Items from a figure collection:

• • • •

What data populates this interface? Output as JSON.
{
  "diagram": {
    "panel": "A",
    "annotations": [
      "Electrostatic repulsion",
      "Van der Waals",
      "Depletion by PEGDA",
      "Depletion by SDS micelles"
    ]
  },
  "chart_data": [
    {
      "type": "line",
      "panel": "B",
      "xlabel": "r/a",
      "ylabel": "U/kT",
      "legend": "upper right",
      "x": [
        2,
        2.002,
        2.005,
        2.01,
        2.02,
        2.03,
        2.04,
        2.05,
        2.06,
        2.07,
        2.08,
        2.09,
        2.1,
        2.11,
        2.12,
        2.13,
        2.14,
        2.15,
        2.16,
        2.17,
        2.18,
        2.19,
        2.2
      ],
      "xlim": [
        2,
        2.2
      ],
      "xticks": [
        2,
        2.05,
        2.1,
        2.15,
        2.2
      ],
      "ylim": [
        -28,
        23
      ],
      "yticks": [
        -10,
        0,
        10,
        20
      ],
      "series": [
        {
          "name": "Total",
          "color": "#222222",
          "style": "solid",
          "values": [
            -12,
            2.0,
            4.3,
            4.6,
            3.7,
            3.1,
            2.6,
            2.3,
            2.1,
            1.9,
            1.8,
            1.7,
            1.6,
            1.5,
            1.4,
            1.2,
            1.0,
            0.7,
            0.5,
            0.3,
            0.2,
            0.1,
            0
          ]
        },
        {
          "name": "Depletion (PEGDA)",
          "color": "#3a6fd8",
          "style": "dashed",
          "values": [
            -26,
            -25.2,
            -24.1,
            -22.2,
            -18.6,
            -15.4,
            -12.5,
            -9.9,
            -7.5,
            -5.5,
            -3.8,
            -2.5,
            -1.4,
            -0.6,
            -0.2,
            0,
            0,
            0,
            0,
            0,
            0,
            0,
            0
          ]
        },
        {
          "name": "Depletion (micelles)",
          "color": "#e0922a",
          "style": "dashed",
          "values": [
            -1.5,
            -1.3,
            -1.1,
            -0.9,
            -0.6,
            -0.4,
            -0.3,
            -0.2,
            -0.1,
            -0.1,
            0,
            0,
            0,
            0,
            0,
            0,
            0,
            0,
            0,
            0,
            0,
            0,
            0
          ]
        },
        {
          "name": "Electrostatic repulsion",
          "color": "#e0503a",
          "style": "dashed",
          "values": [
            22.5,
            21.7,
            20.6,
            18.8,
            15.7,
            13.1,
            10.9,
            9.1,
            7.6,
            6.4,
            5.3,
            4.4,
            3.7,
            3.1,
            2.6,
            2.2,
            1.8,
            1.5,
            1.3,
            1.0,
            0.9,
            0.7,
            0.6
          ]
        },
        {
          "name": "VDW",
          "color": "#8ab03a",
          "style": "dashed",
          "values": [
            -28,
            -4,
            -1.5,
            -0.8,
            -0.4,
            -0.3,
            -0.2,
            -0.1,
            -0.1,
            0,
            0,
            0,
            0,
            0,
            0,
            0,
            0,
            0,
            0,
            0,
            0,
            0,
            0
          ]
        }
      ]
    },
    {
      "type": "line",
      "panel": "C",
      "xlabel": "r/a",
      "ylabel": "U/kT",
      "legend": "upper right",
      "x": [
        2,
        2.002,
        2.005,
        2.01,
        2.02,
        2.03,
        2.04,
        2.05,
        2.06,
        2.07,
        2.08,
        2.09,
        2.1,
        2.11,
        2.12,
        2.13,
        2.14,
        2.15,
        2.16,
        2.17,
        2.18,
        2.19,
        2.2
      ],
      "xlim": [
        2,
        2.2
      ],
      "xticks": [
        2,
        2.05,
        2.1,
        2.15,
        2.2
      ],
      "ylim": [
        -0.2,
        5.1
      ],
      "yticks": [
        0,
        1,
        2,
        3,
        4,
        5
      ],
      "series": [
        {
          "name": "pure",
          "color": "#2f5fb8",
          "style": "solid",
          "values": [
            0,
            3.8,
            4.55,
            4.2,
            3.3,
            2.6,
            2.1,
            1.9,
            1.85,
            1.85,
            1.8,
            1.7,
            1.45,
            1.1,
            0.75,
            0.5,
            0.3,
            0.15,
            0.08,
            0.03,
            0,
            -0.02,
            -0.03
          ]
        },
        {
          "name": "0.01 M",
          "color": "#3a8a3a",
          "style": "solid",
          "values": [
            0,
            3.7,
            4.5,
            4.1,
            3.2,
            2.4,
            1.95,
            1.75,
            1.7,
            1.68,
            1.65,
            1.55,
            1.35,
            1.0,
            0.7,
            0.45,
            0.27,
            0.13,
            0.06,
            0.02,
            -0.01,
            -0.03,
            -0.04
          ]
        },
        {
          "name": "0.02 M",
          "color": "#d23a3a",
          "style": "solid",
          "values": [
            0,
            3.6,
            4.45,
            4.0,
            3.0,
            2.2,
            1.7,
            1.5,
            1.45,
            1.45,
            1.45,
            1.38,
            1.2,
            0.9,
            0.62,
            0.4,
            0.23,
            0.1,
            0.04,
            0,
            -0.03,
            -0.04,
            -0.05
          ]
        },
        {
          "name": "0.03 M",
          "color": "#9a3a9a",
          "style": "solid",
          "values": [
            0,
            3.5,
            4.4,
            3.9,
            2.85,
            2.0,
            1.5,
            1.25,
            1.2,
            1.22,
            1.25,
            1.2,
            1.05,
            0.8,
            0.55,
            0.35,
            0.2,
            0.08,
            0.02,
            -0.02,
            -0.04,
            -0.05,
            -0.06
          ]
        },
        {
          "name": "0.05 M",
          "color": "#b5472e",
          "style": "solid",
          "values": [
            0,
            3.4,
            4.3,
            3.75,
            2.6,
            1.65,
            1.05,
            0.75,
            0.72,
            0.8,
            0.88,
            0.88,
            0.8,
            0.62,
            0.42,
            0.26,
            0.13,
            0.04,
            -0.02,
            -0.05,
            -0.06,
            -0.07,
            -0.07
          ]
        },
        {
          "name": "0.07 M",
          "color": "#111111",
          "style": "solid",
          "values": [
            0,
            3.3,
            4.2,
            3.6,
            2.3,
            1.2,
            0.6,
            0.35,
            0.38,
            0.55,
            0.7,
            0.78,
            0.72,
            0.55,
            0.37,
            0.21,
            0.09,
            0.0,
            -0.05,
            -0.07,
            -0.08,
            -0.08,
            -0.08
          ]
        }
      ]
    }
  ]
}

• • • •

TASK TO CARRY OUT:
Output the records exactly, including every line.

CORRECT OUTPUT:
What data populates this interface? Output as JSON.
{
  "diagram": {
    "panel": "A",
    "annotations": [
      "Electrostatic repulsion",
      "Van der Waals",
      "Depletion by PEGDA",
      "Depletion by SDS micelles"
    ]
  },
  "chart_data": [
    {
      "type": "line",
      "panel": "B",
      "xlabel": "r/a",
      "ylabel": "U/kT",
      "legend": "upper right",
      "x": [
        2,
        2.002,
        2.005,
        2.01,
        2.02,
        2.03,
        2.04,
        2.05,
        2.06,
        2.07,
        2.08,
        2.09,
        2.1,
        2.11,
        2.12,
        2.13,
        2.14,
        2.15,
        2.16,
        2.17,
        2.18,
        2.19,
        2.2
      ],
      "xlim": [
        2,
        2.2
      ],
      "xticks": [
        2,
        2.05,
        2.1,
        2.15,
        2.2
      ],
      "ylim": [
        -28,
        23
      ],
      "yticks": [
        -10,
        0,
        10,
        20
      ],
      "series": [
        {
          "name": "Total",
          "color": "#222222",
          "style": "solid",
          "values": [
            -12,
            2.0,
            4.3,
            4.6,
            3.7,
            3.1,
            2.6,
            2.3,
            2.1,
            1.9,
            1.8,
            1.7,
            1.6,
            1.5,
            1.4,
            1.2,
            1.0,
            0.7,
            0.5,
            0.3,
            0.2,
            0.1,
            0
          ]
        },
        {
          "name": "Depletion (PEGDA)",
          "color": "#3a6fd8",
          "style": "dashed",
          "values": [
            -26,
            -25.2,
            -24.1,
            -22.2,
            -18.6,
            -15.4,
            -12.5,
            -9.9,
            -7.5,
            -5.5,
            -3.8,
            -2.5,
            -1.4,
            -0.6,
            -0.2,
            0,
            0,
            0,
            0,
            0,
            0,
            0,
            0
          ]
        },
        {
          "name": "Depletion (micelles)",
          "color": "#e0922a",
          "style": "dashed",
          "values": [
            -1.5,
            -1.3,
            -1.1,
            -0.9,
            -0.6,
            -0.4,
            -0.3,
            -0.2,
            -0.1,
            -0.1,
            0,
            0,
            0,
            0,
            0,
            0,
            0,
            0,
            0,
            0,
            0,
            0,
            0
          ]
        },
        {
          "name": "Electrostatic repulsion",
          "color": "#e0503a",
          "style": "dashed",
          "values": [
            22.5,
            21.7,
            20.6,
            18.8,
            15.7,
            13.1,
            10.9,
            9.1,
            7.6,
            6.4,
            5.3,
            4.4,
            3.7,
            3.1,
            2.6,
            2.2,
            1.8,
            1.5,
            1.3,
            1.0,
            0.9,
            0.7,
            0.6
          ]
        },
        {
          "name": "VDW",
          "color": "#8ab03a",
          "style": "dashed",
          "values": [
            -28,
            -4,
            -1.5,
            -0.8,
            -0.4,
            -0.3,
            -0.2,
            -0.1,
            -0.1,
            0,
            0,
            0,
            0,
            0,
            0,
            0,
            0,
            0,
            0,
            0,
            0,
            0,
            0
          ]
        }
      ]
    },
    {
      "type": "line",
      "panel": "C",
      "xlabel": "r/a",
      "ylabel": "U/kT",
      "legend": "upper right",
      "x": [
        2,
        2.002,
        2.005,
        2.01,
        2.02,
        2.03,
        2.04,
        2.05,
        2.06,
        2.07,
        2.08,
        2.09,
        2.1,
        2.11,
        2.12,
        2.13,
        2.14,
        2.15,
        2.16,
        2.17,
        2.18,
        2.19,
        2.2
      ],
      "xlim": [
        2,
        2.2
      ],
      "xticks": [
        2,
        2.05,
        2.1,
        2.15,
        2.2
      ],
      "ylim": [
        -0.2,
        5.1
      ],
      "yticks": [
        0,
        1,
        2,
        3,
        4,
        5
      ],
      "series": [
        {
          "name": "pure",
          "color": "#2f5fb8",
          "style": "solid",
          "values": [
            0,
            3.8,
            4.55,
            4.2,
            3.3,
            2.6,
            2.1,
            1.9,
            1.85,
            1.85,
            1.8,
            1.7,
            1.45,
            1.1,
            0.75,
            0.5,
            0.3,
            0.15,
            0.08,
            0.03,
            0,
            -0.02,
            -0.03
          ]
        },
        {
          "name": "0.01 M",
          "color": "#3a8a3a",
          "style": "solid",
          "values": [
            0,
            3.7,
            4.5,
            4.1,
            3.2,
            2.4,
            1.95,
            1.75,
            1.7,
            1.68,
            1.65,
            1.55,
            1.35,
            1.0,
            0.7,
            0.45,
            0.27,
            0.13,
            0.06,
            0.02,
            -0.01,
            -0.03,
            -0.04
          ]
        },
        {
          "name": "0.02 M",
          "color": "#d23a3a",
          "style": "solid",
          "values": [
            0,
            3.6,
            4.45,
            4.0,
            3.0,
            2.2,
            1.7,
            1.5,
            1.45,
            1.45,
            1.45,
            1.38,
            1.2,
            0.9,
            0.62,
            0.4,
            0.23,
            0.1,
            0.04,
            0,
            -0.03,
            -0.04,
            -0.05
          ]
        },
        {
          "name": "0.03 M",
          "color": "#9a3a9a",
          "style": "solid",
          "values": [
            0,
            3.5,
            4.4,
            3.9,
            2.85,
            2.0,
            1.5,
            1.25,
            1.2,
            1.22,
            1.25,
            1.2,
            1.05,
            0.8,
            0.55,
            0.35,
            0.2,
            0.08,
            0.02,
            -0.02,
            -0.04,
            -0.05,
            -0.06
          ]
        },
        {
          "name": "0.05 M",
          "color": "#b5472e",
          "style": "solid",
          "values": [
            0,
            3.4,
            4.3,
            3.75,
            2.6,
            1.65,
            1.05,
            0.75,
            0.72,
            0.8,
            0.88,
            0.88,
            0.8,
            0.62,
            0.42,
            0.26,
            0.13,
            0.04,
            -0.02,
            -0.05,
            -0.06,
            -0.07,
            -0.07
          ]
        },
        {
          "name": "0.07 M",
          "color": "#111111",
          "style": "solid",
          "values": [
            0,
            3.3,
            4.2,
            3.6,
            2.3,
            1.2,
            0.6,
            0.35,
            0.38,
            0.55,
            0.7,
            0.78,
            0.72,
            0.55,
            0.37,
            0.21,
            0.09,
            0.0,
            -0.05,
            -0.07,
            -0.08,
            -0.08,
            -0.08
          ]
        }
      ]
    }
  ]
}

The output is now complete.